Problem details: List every line in this data where the string "Staff" occurs.

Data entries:
==========

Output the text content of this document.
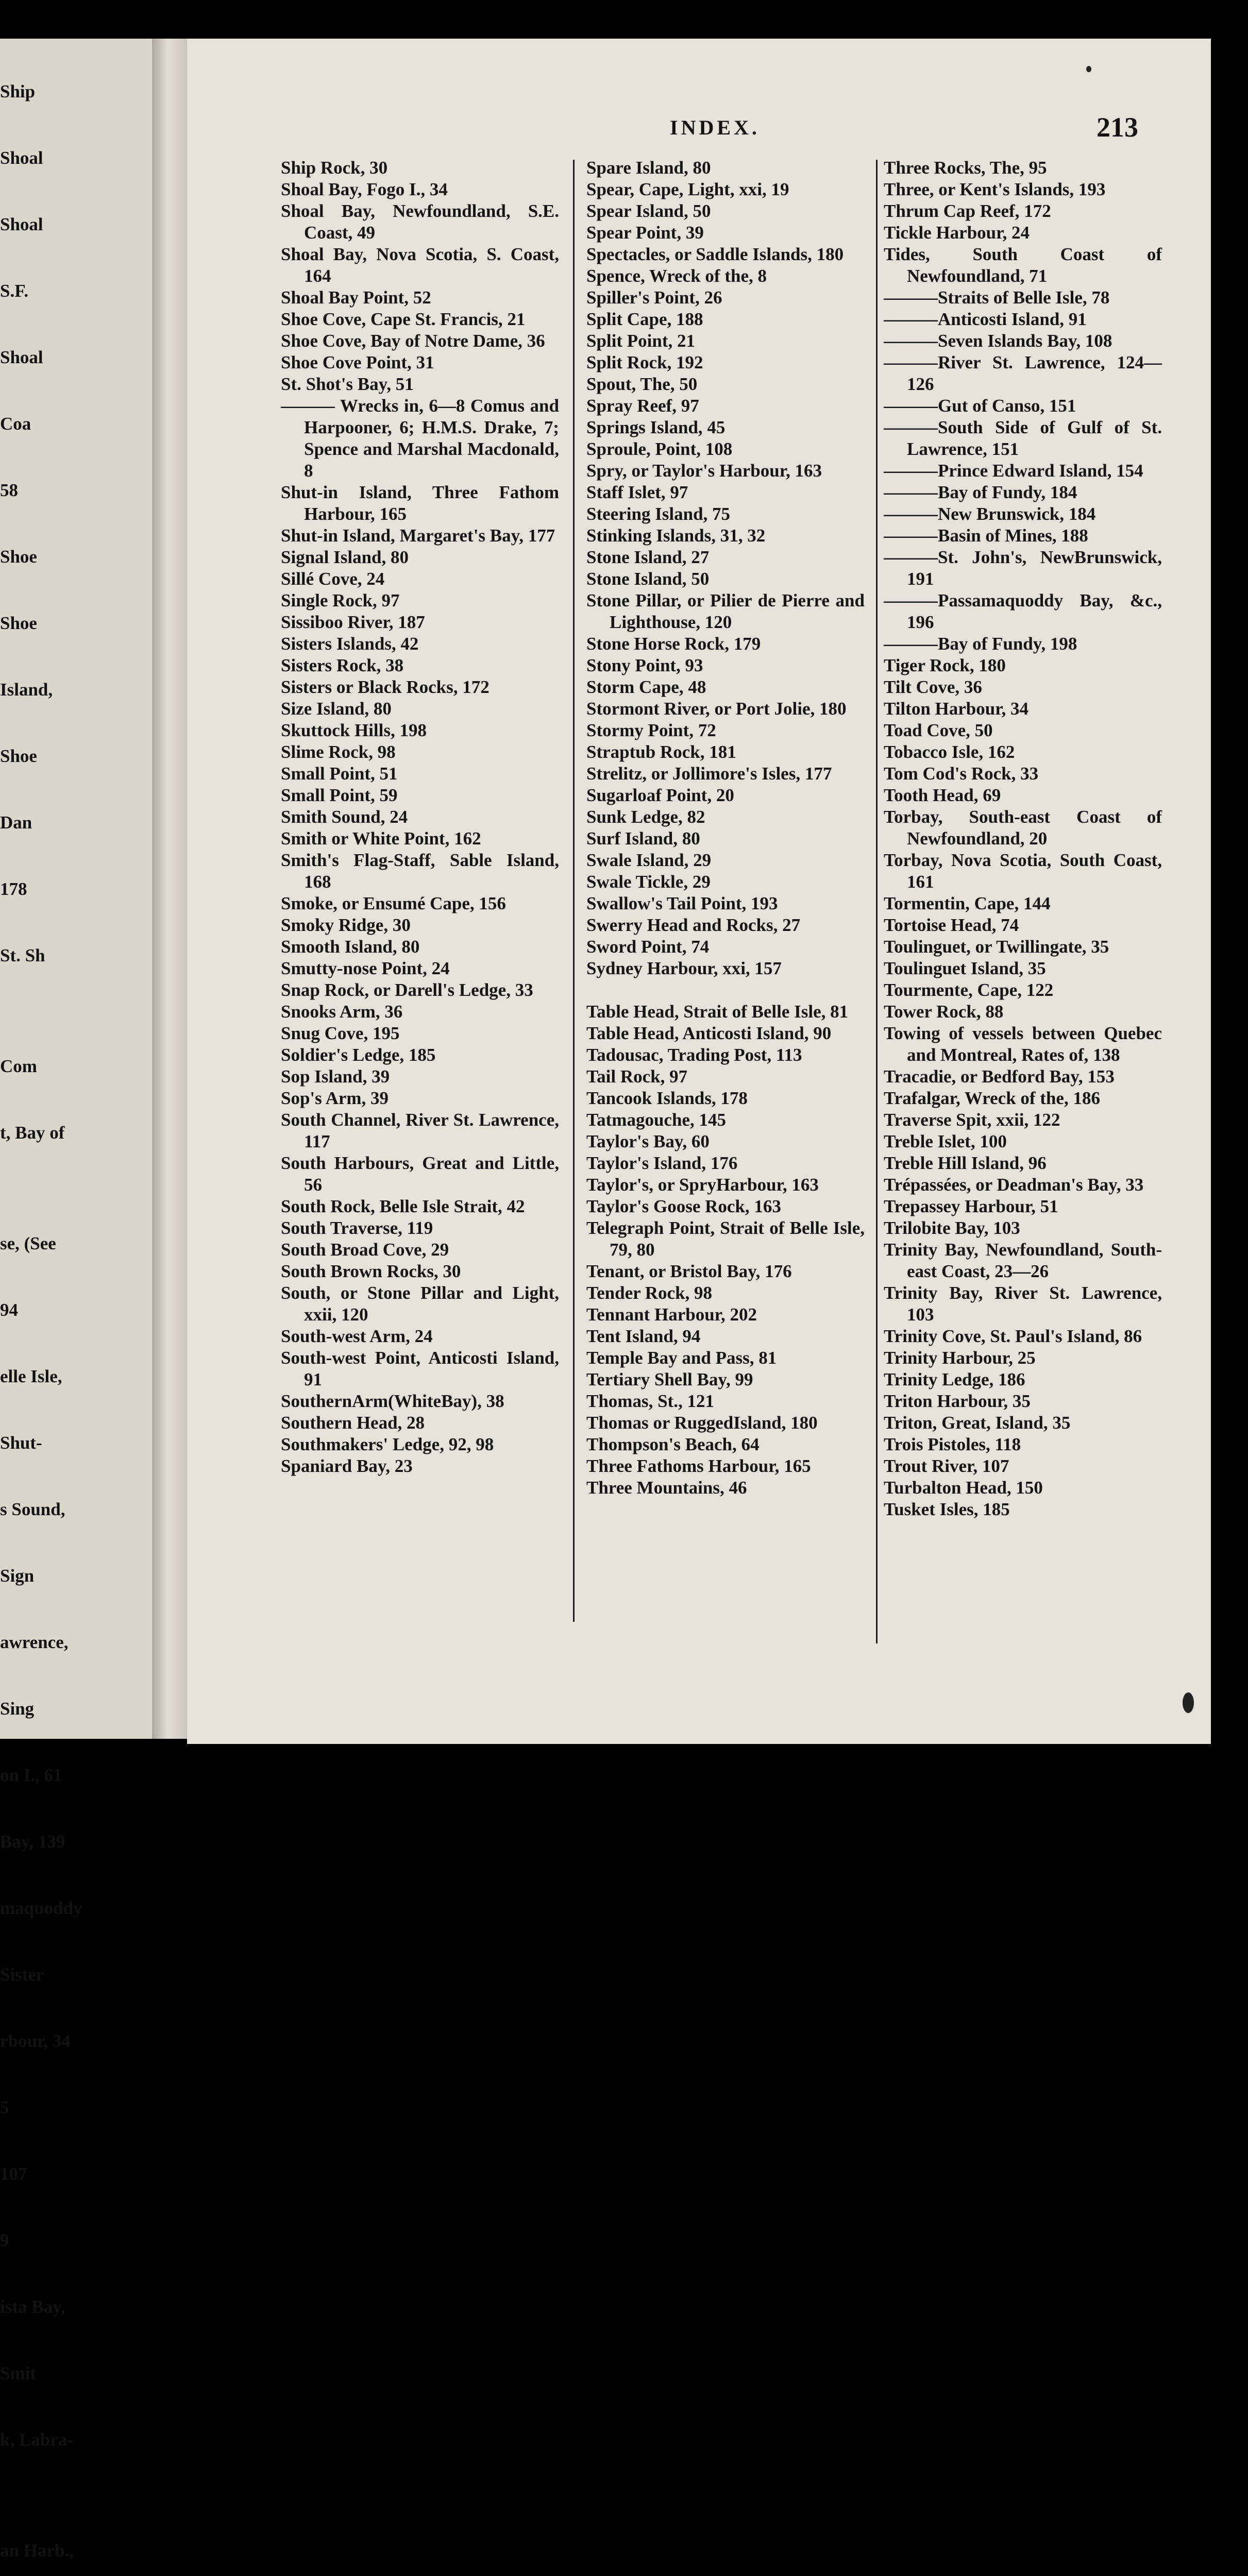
Ship

Shoal

Shoal

S.F.

Shoal

Coa

58

Shoe

Shoe

Island,

Shoe

Dan

178

St. Sh

Com

t, Bay of

se, (See

94

elle Isle,

Shut-

s Sound,

Sign

awrence,

Sing

on I., 61

Bay, 139

maquoddy

Sister

rbour, 34

5

107

9

ista Bay,

Smit

k, Labra-

an Harb.,

INDEX.	213
Ship Rock, 30
Shoal Bay, Fogo I., 34
Shoal Bay, Newfoundland, S.E. Coast, 49
Shoal Bay, Nova Scotia, S. Coast, 164
Shoal Bay Point, 52
Shoe Cove, Cape St. Francis, 21
Shoe Cove, Bay of Notre Dame, 36
Shoe Cove Point, 31
St. Shot's Bay, 51
——— Wrecks in, 6—8 Comus and Harpooner, 6; H.M.S. Drake, 7; Spence and Marshal Macdonald, 8
Shut-in Island, Three Fathom Harbour, 165
Shut-in Island, Margaret's Bay, 177
Signal Island, 80
Sillé Cove, 24
Single Rock, 97
Sissiboo River, 187
Sisters Islands, 42
Sisters Rock, 38
Sisters or Black Rocks, 172
Size Island, 80
Skuttock Hills, 198
Slime Rock, 98
Small Point, 51
Small Point, 59
Smith Sound, 24
Smith or White Point, 162
Smith's Flag-Staff, Sable Island, 168
Smoke, or Ensumé Cape, 156
Smoky Ridge, 30
Smooth Island, 80
Smutty-nose Point, 24
Snap Rock, or Darell's Ledge, 33
Snooks Arm, 36
Snug Cove, 195
Soldier's Ledge, 185
Sop Island, 39
Sop's Arm, 39
South Channel, River St. Lawrence, 117
South Harbours, Great and Little, 56
South Rock, Belle Isle Strait, 42
South Traverse, 119
South Broad Cove, 29
South Brown Rocks, 30
South, or Stone Pillar and Light, xxii, 120
South-west Arm, 24
South-west Point, Anticosti Island, 91
SouthernArm(WhiteBay), 38
Southern Head, 28
Southmakers' Ledge, 92, 98
Spaniard Bay, 23
Spare Island, 80
Spear, Cape, Light, xxi, 19
Spear Island, 50
Spear Point, 39
Spectacles, or Saddle Islands, 180
Spence, Wreck of the, 8
Spiller's Point, 26
Split Cape, 188
Split Point, 21
Split Rock, 192
Spout, The, 50
Spray Reef, 97
Springs Island, 45
Sproule, Point, 108
Spry, or Taylor's Harbour, 163
Staff Islet, 97
Steering Island, 75
Stinking Islands, 31, 32
Stone Island, 27
Stone Island, 50
Stone Pillar, or Pilier de Pierre and Lighthouse, 120
Stone Horse Rock, 179
Stony Point, 93
Storm Cape, 48
Stormont River, or Port Jolie, 180
Stormy Point, 72
Straptub Rock, 181
Strelitz, or Jollimore's Isles, 177
Sugarloaf Point, 20
Sunk Ledge, 82
Surf Island, 80
Swale Island, 29
Swale Tickle, 29
Swallow's Tail Point, 193
Swerry Head and Rocks, 27
Sword Point, 74
Sydney Harbour, xxi, 157
Table Head, Strait of Belle Isle, 81
Table Head, Anticosti Island, 90
Tadousac, Trading Post, 113
Tail Rock, 97
Tancook Islands, 178
Tatmagouche, 145
Taylor's Bay, 60
Taylor's Island, 176
Taylor's, or SpryHarbour, 163
Taylor's Goose Rock, 163
Telegraph Point, Strait of Belle Isle, 79, 80
Tenant, or Bristol Bay, 176
Tender Rock, 98
Tennant Harbour, 202
Tent Island, 94
Temple Bay and Pass, 81
Tertiary Shell Bay, 99
Thomas, St., 121
Thomas or RuggedIsland, 180
Thompson's Beach, 64
Three Fathoms Harbour, 165
Three Mountains, 46
Three Rocks, The, 95
Three, or Kent's Islands, 193
Thrum Cap Reef, 172
Tickle Harbour, 24
Tides, South Coast of Newfoundland, 71
———Straits of Belle Isle, 78
———Anticosti Island, 91
———Seven Islands Bay, 108
———River St. Lawrence, 124—126
———Gut of Canso, 151
———South Side of Gulf of St. Lawrence, 151
———Prince Edward Island, 154
———Bay of Fundy, 184
———New Brunswick, 184
———Basin of Mines, 188
———St. John's, NewBrunswick, 191
———Passamaquoddy Bay, &c., 196
———Bay of Fundy, 198
Tiger Rock, 180
Tilt Cove, 36
Tilton Harbour, 34
Toad Cove, 50
Tobacco Isle, 162
Tom Cod's Rock, 33
Tooth Head, 69
Torbay, South-east Coast of Newfoundland, 20
Torbay, Nova Scotia, South Coast, 161
Tormentin, Cape, 144
Tortoise Head, 74
Toulinguet, or Twillingate, 35
Toulinguet Island, 35
Tourmente, Cape, 122
Tower Rock, 88
Towing of vessels between Quebec and Montreal, Rates of, 138
Tracadie, or Bedford Bay, 153
Trafalgar, Wreck of the, 186
Traverse Spit, xxii, 122
Treble Islet, 100
Treble Hill Island, 96
Trépassées, or Deadman's Bay, 33
Trepassey Harbour, 51
Trilobite Bay, 103
Trinity Bay, Newfoundland, South-east Coast, 23—26
Trinity Bay, River St. Lawrence, 103
Trinity Cove, St. Paul's Island, 86
Trinity Harbour, 25
Trinity Ledge, 186
Triton Harbour, 35
Triton, Great, Island, 35
Trois Pistoles, 118
Trout River, 107
Turbalton Head, 150
Tusket Isles, 185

==========

Result:
Smith's Flag-Staff, Sable Island, 168
Staff Islet, 97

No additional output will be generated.